• _Set problem_
Copy out all the entries word for word.

Dataset entries
.....

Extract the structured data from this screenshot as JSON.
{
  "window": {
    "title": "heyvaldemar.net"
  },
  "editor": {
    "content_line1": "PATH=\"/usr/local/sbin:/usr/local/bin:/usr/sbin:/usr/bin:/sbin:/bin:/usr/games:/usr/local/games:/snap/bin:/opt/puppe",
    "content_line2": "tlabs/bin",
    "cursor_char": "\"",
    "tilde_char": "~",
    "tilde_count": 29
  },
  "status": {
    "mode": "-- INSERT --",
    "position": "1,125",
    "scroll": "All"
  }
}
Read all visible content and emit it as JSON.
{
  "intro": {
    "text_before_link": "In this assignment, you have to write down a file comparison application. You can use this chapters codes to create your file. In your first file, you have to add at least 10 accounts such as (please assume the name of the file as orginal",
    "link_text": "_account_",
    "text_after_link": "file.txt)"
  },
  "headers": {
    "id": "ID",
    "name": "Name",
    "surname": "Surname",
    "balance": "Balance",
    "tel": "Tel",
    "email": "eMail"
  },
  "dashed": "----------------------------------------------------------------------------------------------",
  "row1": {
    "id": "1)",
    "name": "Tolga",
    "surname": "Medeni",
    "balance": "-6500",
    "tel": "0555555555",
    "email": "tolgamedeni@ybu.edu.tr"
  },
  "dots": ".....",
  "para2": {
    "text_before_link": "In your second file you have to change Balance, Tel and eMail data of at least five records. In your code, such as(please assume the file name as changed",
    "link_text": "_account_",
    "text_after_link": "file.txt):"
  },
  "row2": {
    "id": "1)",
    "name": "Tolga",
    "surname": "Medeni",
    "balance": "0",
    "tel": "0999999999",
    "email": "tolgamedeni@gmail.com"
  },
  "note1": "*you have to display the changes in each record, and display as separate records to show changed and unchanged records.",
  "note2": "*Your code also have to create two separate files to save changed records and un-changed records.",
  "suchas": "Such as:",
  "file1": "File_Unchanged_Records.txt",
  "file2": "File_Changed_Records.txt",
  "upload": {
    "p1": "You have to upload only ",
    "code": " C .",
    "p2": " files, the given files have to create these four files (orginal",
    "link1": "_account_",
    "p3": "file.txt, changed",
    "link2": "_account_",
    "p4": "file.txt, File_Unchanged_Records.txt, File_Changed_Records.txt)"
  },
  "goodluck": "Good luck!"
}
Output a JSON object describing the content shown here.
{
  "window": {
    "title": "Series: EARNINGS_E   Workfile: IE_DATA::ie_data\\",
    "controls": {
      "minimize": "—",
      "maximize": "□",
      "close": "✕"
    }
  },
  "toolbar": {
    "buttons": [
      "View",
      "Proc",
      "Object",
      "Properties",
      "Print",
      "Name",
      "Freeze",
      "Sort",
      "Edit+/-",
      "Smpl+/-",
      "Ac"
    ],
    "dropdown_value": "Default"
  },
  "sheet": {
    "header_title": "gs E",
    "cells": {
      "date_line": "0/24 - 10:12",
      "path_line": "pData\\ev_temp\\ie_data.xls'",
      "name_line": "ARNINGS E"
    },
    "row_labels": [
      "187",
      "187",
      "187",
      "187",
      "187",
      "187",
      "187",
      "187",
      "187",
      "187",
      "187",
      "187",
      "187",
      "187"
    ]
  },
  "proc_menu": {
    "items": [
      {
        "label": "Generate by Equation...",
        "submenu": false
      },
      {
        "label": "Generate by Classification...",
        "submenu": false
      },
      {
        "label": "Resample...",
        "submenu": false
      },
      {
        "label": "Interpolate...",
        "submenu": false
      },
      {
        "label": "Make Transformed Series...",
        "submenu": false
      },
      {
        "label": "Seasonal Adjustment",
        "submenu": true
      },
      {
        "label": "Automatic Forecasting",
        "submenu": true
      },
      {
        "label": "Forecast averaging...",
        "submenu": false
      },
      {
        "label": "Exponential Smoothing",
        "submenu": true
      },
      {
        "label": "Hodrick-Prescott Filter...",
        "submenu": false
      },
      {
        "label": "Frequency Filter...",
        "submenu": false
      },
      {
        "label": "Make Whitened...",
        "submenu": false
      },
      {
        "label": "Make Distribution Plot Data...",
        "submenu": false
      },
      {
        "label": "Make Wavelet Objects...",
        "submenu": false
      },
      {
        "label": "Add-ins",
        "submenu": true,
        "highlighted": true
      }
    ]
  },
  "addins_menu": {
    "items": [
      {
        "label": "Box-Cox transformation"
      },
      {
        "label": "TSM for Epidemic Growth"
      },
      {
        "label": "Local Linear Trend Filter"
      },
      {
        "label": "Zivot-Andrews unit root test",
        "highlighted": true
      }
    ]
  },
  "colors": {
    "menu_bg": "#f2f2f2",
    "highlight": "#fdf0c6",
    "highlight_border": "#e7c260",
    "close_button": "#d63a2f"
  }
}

.....

• _Solution below_
Extract the structured data from this screenshot as JSON.
{
  "window": {
    "title": "heyvaldemar.net"
  },
  "editor": {
    "content_line1": "PATH=\"/usr/local/sbin:/usr/local/bin:/usr/sbin:/usr/bin:/sbin:/bin:/usr/games:/usr/local/games:/snap/bin:/opt/puppe",
    "content_line2": "tlabs/bin",
    "cursor_char": "\"",
    "tilde_char": "~",
    "tilde_count": 29
  },
  "status": {
    "mode": "-- INSERT --",
    "position": "1,125",
    "scroll": "All"
  }
}
Read all visible content and emit it as JSON.
{
  "intro": {
    "text_before_link": "In this assignment, you have to write down a file comparison application. You can use this chapters codes to create your file. In your first file, you have to add at least 10 accounts such as (please assume the name of the file as orginal",
    "link_text": "_account_",
    "text_after_link": "file.txt)"
  },
  "headers": {
    "id": "ID",
    "name": "Name",
    "surname": "Surname",
    "balance": "Balance",
    "tel": "Tel",
    "email": "eMail"
  },
  "dashed": "----------------------------------------------------------------------------------------------",
  "row1": {
    "id": "1)",
    "name": "Tolga",
    "surname": "Medeni",
    "balance": "-6500",
    "tel": "0555555555",
    "email": "tolgamedeni@ybu.edu.tr"
  },
  "dots": ".....",
  "para2": {
    "text_before_link": "In your second file you have to change Balance, Tel and eMail data of at least five records. In your code, such as(please assume the file name as changed",
    "link_text": "_account_",
    "text_after_link": "file.txt):"
  },
  "row2": {
    "id": "1)",
    "name": "Tolga",
    "surname": "Medeni",
    "balance": "0",
    "tel": "0999999999",
    "email": "tolgamedeni@gmail.com"
  },
  "note1": "*you have to display the changes in each record, and display as separate records to show changed and unchanged records.",
  "note2": "*Your code also have to create two separate files to save changed records and un-changed records.",
  "suchas": "Such as:",
  "file1": "File_Unchanged_Records.txt",
  "file2": "File_Changed_Records.txt",
  "upload": {
    "p1": "You have to upload only ",
    "code": " C .",
    "p2": " files, the given files have to create these four files (orginal",
    "link1": "_account_",
    "p3": "file.txt, changed",
    "link2": "_account_",
    "p4": "file.txt, File_Unchanged_Records.txt, File_Changed_Records.txt)"
  },
  "goodluck": "Good luck!"
}
Output a JSON object describing the content shown here.
{
  "window": {
    "title": "Series: EARNINGS_E   Workfile: IE_DATA::ie_data\\",
    "controls": {
      "minimize": "—",
      "maximize": "□",
      "close": "✕"
    }
  },
  "toolbar": {
    "buttons": [
      "View",
      "Proc",
      "Object",
      "Properties",
      "Print",
      "Name",
      "Freeze",
      "Sort",
      "Edit+/-",
      "Smpl+/-",
      "Ac"
    ],
    "dropdown_value": "Default"
  },
  "sheet": {
    "header_title": "gs E",
    "cells": {
      "date_line": "0/24 - 10:12",
      "path_line": "pData\\ev_temp\\ie_data.xls'",
      "name_line": "ARNINGS E"
    },
    "row_labels": [
      "187",
      "187",
      "187",
      "187",
      "187",
      "187",
      "187",
      "187",
      "187",
      "187",
      "187",
      "187",
      "187",
      "187"
    ]
  },
  "proc_menu": {
    "items": [
      {
        "label": "Generate by Equation...",
        "submenu": false
      },
      {
        "label": "Generate by Classification...",
        "submenu": false
      },
      {
        "label": "Resample...",
        "submenu": false
      },
      {
        "label": "Interpolate...",
        "submenu": false
      },
      {
        "label": "Make Transformed Series...",
        "submenu": false
      },
      {
        "label": "Seasonal Adjustment",
        "submenu": true
      },
      {
        "label": "Automatic Forecasting",
        "submenu": true
      },
      {
        "label": "Forecast averaging...",
        "submenu": false
      },
      {
        "label": "Exponential Smoothing",
        "submenu": true
      },
      {
        "label": "Hodrick-Prescott Filter...",
        "submenu": false
      },
      {
        "label": "Frequency Filter...",
        "submenu": false
      },
      {
        "label": "Make Whitened...",
        "submenu": false
      },
      {
        "label": "Make Distribution Plot Data...",
        "submenu": false
      },
      {
        "label": "Make Wavelet Objects...",
        "submenu": false
      },
      {
        "label": "Add-ins",
        "submenu": true,
        "highlighted": true
      }
    ]
  },
  "addins_menu": {
    "items": [
      {
        "label": "Box-Cox transformation"
      },
      {
        "label": "TSM for Epidemic Growth"
      },
      {
        "label": "Local Linear Trend Filter"
      },
      {
        "label": "Zivot-Andrews unit root test",
        "highlighted": true
      }
    ]
  },
  "colors": {
    "menu_bg": "#f2f2f2",
    "highlight": "#fdf0c6",
    "highlight_border": "#e7c260",
    "close_button": "#d63a2f"
  }
}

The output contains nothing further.